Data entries
(begin)
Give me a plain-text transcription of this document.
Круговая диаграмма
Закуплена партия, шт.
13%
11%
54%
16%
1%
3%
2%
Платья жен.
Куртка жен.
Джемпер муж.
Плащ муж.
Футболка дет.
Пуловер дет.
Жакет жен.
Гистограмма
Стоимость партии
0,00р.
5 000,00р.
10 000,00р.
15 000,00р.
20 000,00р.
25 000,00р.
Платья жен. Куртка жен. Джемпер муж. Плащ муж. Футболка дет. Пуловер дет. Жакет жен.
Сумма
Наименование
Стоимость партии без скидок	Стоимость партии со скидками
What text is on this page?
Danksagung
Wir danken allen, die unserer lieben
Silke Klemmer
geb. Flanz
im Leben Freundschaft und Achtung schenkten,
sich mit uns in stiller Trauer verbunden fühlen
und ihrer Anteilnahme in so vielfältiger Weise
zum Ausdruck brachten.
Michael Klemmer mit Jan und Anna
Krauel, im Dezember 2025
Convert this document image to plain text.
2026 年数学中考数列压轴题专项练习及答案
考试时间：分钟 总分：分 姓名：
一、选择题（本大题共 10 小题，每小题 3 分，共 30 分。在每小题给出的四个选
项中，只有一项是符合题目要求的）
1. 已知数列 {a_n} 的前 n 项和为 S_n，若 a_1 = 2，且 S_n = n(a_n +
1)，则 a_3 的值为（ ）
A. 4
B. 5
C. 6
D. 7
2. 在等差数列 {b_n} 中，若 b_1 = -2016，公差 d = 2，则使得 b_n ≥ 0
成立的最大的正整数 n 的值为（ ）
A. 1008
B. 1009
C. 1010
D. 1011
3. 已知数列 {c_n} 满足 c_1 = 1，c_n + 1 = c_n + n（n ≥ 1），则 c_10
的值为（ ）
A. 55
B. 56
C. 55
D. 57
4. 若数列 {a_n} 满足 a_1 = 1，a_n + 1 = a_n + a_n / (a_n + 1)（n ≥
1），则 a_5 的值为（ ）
(end)
Required work. Quote all the records. Keep every word exact.

Answer to the problem.
Give me a plain-text transcription of this document.
Круговая диаграмма
Закуплена партия, шт.
13%
11%
54%
16%
1%
3%
2%
Платья жен.
Куртка жен.
Джемпер муж.
Плащ муж.
Футболка дет.
Пуловер дет.
Жакет жен.
Гистограмма
Стоимость партии
0,00р.
5 000,00р.
10 000,00р.
15 000,00р.
20 000,00р.
25 000,00р.
Платья жен. Куртка жен. Джемпер муж. Плащ муж. Футболка дет. Пуловер дет. Жакет жен.
Сумма
Наименование
Стоимость партии без скидок	Стоимость партии со скидками
What text is on this page?
Danksagung
Wir danken allen, die unserer lieben
Silke Klemmer
geb. Flanz
im Leben Freundschaft und Achtung schenkten,
sich mit uns in stiller Trauer verbunden fühlen
und ihrer Anteilnahme in so vielfältiger Weise
zum Ausdruck brachten.
Michael Klemmer mit Jan und Anna
Krauel, im Dezember 2025
Convert this document image to plain text.
2026 年数学中考数列压轴题专项练习及答案
考试时间：分钟 总分：分 姓名：
一、选择题（本大题共 10 小题，每小题 3 分，共 30 分。在每小题给出的四个选
项中，只有一项是符合题目要求的）
1. 已知数列 {a_n} 的前 n 项和为 S_n，若 a_1 = 2，且 S_n = n(a_n +
1)，则 a_3 的值为（ ）
A. 4
B. 5
C. 6
D. 7
2. 在等差数列 {b_n} 中，若 b_1 = -2016，公差 d = 2，则使得 b_n ≥ 0
成立的最大的正整数 n 的值为（ ）
A. 1008
B. 1009
C. 1010
D. 1011
3. 已知数列 {c_n} 满足 c_1 = 1，c_n + 1 = c_n + n（n ≥ 1），则 c_10
的值为（ ）
A. 55
B. 56
C. 55
D. 57
4. 若数列 {a_n} 满足 a_1 = 1，a_n + 1 = a_n + a_n / (a_n + 1)（n ≥
1），则 a_5 的值为（ ）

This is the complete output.